→ **MATERIAL FOR THIS TASK**:
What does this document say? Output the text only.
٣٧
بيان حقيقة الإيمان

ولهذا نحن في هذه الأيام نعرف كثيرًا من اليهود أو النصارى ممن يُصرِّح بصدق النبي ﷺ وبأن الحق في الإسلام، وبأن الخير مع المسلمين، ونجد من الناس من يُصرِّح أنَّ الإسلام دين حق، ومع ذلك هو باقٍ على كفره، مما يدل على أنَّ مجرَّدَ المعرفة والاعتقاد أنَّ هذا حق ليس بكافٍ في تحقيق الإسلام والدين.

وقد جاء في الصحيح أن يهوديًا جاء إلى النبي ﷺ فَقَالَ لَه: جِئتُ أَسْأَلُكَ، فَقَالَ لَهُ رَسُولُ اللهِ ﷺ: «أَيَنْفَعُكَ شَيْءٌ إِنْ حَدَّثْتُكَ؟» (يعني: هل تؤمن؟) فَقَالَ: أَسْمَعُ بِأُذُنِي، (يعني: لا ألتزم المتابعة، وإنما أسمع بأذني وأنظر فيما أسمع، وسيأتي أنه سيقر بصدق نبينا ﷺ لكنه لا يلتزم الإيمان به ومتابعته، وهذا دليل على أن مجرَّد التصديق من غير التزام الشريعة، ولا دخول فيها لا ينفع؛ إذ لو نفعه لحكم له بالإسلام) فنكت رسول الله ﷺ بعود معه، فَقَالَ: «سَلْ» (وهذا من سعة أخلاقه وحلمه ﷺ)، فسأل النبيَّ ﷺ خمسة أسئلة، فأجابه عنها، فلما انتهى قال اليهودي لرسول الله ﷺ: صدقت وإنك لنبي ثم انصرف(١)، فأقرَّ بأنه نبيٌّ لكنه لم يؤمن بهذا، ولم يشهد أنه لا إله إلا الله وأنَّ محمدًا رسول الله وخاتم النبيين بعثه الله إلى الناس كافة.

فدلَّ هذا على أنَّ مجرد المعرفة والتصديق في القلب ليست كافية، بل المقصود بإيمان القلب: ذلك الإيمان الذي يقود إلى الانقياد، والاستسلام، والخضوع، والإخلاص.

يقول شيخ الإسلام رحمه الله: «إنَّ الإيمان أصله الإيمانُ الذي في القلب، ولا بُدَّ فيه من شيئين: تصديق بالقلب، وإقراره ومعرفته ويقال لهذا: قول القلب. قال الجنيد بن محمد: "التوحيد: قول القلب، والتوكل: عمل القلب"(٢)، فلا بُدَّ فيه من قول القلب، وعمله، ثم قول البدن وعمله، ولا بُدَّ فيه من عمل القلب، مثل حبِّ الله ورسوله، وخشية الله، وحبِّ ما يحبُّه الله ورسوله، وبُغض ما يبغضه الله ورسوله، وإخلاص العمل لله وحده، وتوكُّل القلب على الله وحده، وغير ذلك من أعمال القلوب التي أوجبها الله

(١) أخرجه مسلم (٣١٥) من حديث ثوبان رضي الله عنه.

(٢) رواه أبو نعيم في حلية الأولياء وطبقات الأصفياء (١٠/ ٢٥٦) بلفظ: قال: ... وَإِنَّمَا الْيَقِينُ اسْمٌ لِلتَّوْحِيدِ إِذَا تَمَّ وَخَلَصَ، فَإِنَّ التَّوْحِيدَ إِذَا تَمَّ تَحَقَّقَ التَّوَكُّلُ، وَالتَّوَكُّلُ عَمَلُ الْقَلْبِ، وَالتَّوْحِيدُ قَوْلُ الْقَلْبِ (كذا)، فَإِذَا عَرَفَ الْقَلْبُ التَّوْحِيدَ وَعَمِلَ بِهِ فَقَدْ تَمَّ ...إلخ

→ **WHAT YOU ARE ASKED TO DO**: Can you restate every record above word for word?

→ **RESPONSE TO THE EXERCISE**:
What does this document say? Output the text only.
٣٧
بيان حقيقة الإيمان

ولهذا نحن في هذه الأيام نعرف كثيرًا من اليهود أو النصارى ممن يُصرِّح بصدق النبي ﷺ وبأن الحق في الإسلام، وبأن الخير مع المسلمين، ونجد من الناس من يُصرِّح أنَّ الإسلام دين حق، ومع ذلك هو باقٍ على كفره، مما يدل على أنَّ مجرَّدَ المعرفة والاعتقاد أنَّ هذا حق ليس بكافٍ في تحقيق الإسلام والدين.

وقد جاء في الصحيح أن يهوديًا جاء إلى النبي ﷺ فَقَالَ لَه: جِئتُ أَسْأَلُكَ، فَقَالَ لَهُ رَسُولُ اللهِ ﷺ: «أَيَنْفَعُكَ شَيْءٌ إِنْ حَدَّثْتُكَ؟» (يعني: هل تؤمن؟) فَقَالَ: أَسْمَعُ بِأُذُنِي، (يعني: لا ألتزم المتابعة، وإنما أسمع بأذني وأنظر فيما أسمع، وسيأتي أنه سيقر بصدق نبينا ﷺ لكنه لا يلتزم الإيمان به ومتابعته، وهذا دليل على أن مجرَّد التصديق من غير التزام الشريعة، ولا دخول فيها لا ينفع؛ إذ لو نفعه لحكم له بالإسلام) فنكت رسول الله ﷺ بعود معه، فَقَالَ: «سَلْ» (وهذا من سعة أخلاقه وحلمه ﷺ)، فسأل النبيَّ ﷺ خمسة أسئلة، فأجابه عنها، فلما انتهى قال اليهودي لرسول الله ﷺ: صدقت وإنك لنبي ثم انصرف(١)، فأقرَّ بأنه نبيٌّ لكنه لم يؤمن بهذا، ولم يشهد أنه لا إله إلا الله وأنَّ محمدًا رسول الله وخاتم النبيين بعثه الله إلى الناس كافة.

فدلَّ هذا على أنَّ مجرد المعرفة والتصديق في القلب ليست كافية، بل المقصود بإيمان القلب: ذلك الإيمان الذي يقود إلى الانقياد، والاستسلام، والخضوع، والإخلاص.

يقول شيخ الإسلام رحمه الله: «إنَّ الإيمان أصله الإيمانُ الذي في القلب، ولا بُدَّ فيه من شيئين: تصديق بالقلب، وإقراره ومعرفته ويقال لهذا: قول القلب. قال الجنيد بن محمد: "التوحيد: قول القلب، والتوكل: عمل القلب"(٢)، فلا بُدَّ فيه من قول القلب، وعمله، ثم قول البدن وعمله، ولا بُدَّ فيه من عمل القلب، مثل حبِّ الله ورسوله، وخشية الله، وحبِّ ما يحبُّه الله ورسوله، وبُغض ما يبغضه الله ورسوله، وإخلاص العمل لله وحده، وتوكُّل القلب على الله وحده، وغير ذلك من أعمال القلوب التي أوجبها الله

(١) أخرجه مسلم (٣١٥) من حديث ثوبان رضي الله عنه.

(٢) رواه أبو نعيم في حلية الأولياء وطبقات الأصفياء (١٠/ ٢٥٦) بلفظ: قال: ... وَإِنَّمَا الْيَقِينُ اسْمٌ لِلتَّوْحِيدِ إِذَا تَمَّ وَخَلَصَ، فَإِنَّ التَّوْحِيدَ إِذَا تَمَّ تَحَقَّقَ التَّوَكُّلُ، وَالتَّوَكُّلُ عَمَلُ الْقَلْبِ، وَالتَّوْحِيدُ قَوْلُ الْقَلْبِ (كذا)، فَإِذَا عَرَفَ الْقَلْبُ التَّوْحِيدَ وَعَمِلَ بِهِ فَقَدْ تَمَّ ...إلخ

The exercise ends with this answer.